● TASK MATERIAL:
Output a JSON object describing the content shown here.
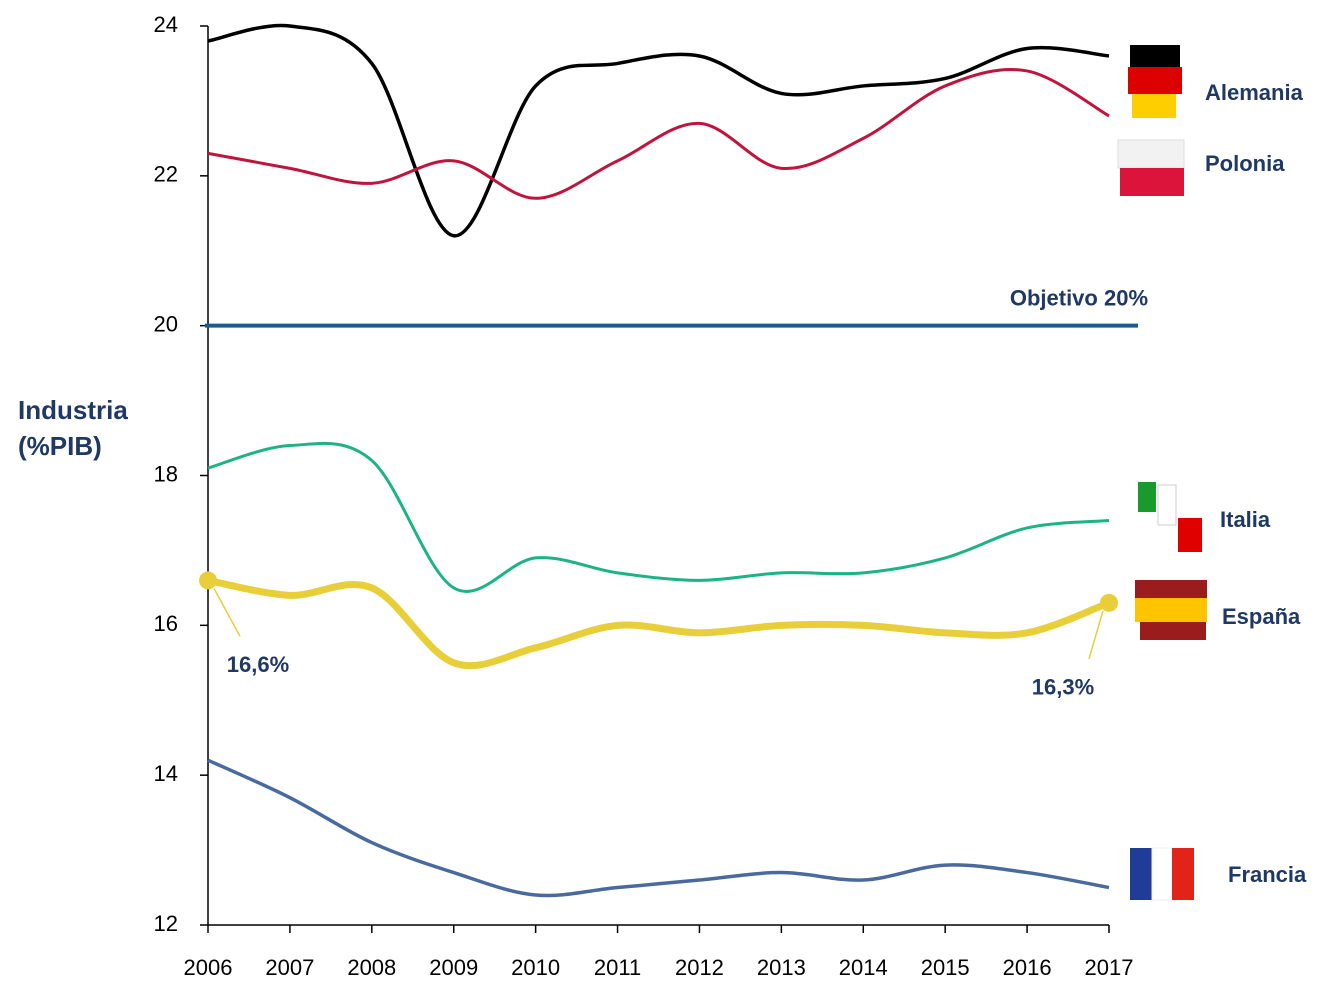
{
  "chart_data": {
    "type": "line",
    "y_label": "Industria (%PIB)",
    "x": [
      2006,
      2007,
      2008,
      2009,
      2010,
      2011,
      2012,
      2013,
      2014,
      2015,
      2016,
      2017
    ],
    "xlim": [
      2006,
      2017
    ],
    "xticks": [
      2006,
      2007,
      2008,
      2009,
      2010,
      2011,
      2012,
      2013,
      2014,
      2015,
      2016,
      2017
    ],
    "ylim": [
      12,
      24
    ],
    "yticks": [
      12,
      14,
      16,
      18,
      20,
      22,
      24
    ],
    "grid": false,
    "target": {
      "label": "Objetivo 20%",
      "value": 20,
      "color": "#1b5a8f"
    },
    "series": [
      {
        "name": "Alemania",
        "color": "#000000",
        "values": [
          23.8,
          24.0,
          23.5,
          21.2,
          23.2,
          23.5,
          23.6,
          23.1,
          23.2,
          23.3,
          23.7,
          23.6
        ]
      },
      {
        "name": "Polonia",
        "color": "#c0143c",
        "values": [
          22.3,
          22.1,
          21.9,
          22.2,
          21.7,
          22.2,
          22.7,
          22.1,
          22.5,
          23.2,
          23.4,
          22.8
        ]
      },
      {
        "name": "Italia",
        "color": "#1db386",
        "values": [
          18.1,
          18.4,
          18.2,
          16.5,
          16.9,
          16.7,
          16.6,
          16.7,
          16.7,
          16.9,
          17.3,
          17.4
        ]
      },
      {
        "name": "España",
        "color": "#e8cf3a",
        "values": [
          16.6,
          16.4,
          16.5,
          15.5,
          15.7,
          16.0,
          15.9,
          16.0,
          16.0,
          15.9,
          15.9,
          16.3
        ],
        "value_labels": [
          "16,6%",
          null,
          null,
          null,
          null,
          null,
          null,
          null,
          null,
          null,
          null,
          "16,3%"
        ]
      },
      {
        "name": "Francia",
        "color": "#4a6a9e",
        "values": [
          14.2,
          13.7,
          13.1,
          12.7,
          12.4,
          12.5,
          12.6,
          12.7,
          12.6,
          12.8,
          12.7,
          12.5
        ]
      }
    ]
  }
}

● TASK BRIEF: Using the listing, collect all lines in which the string "color" is found.

● RESPONSE TO THE TASK:
      "color": "#1b5a8f"
        "color": "#000000",
        "color": "#c0143c",
        "color": "#1db386",
        "color": "#e8cf3a",
        "color": "#4a6a9e",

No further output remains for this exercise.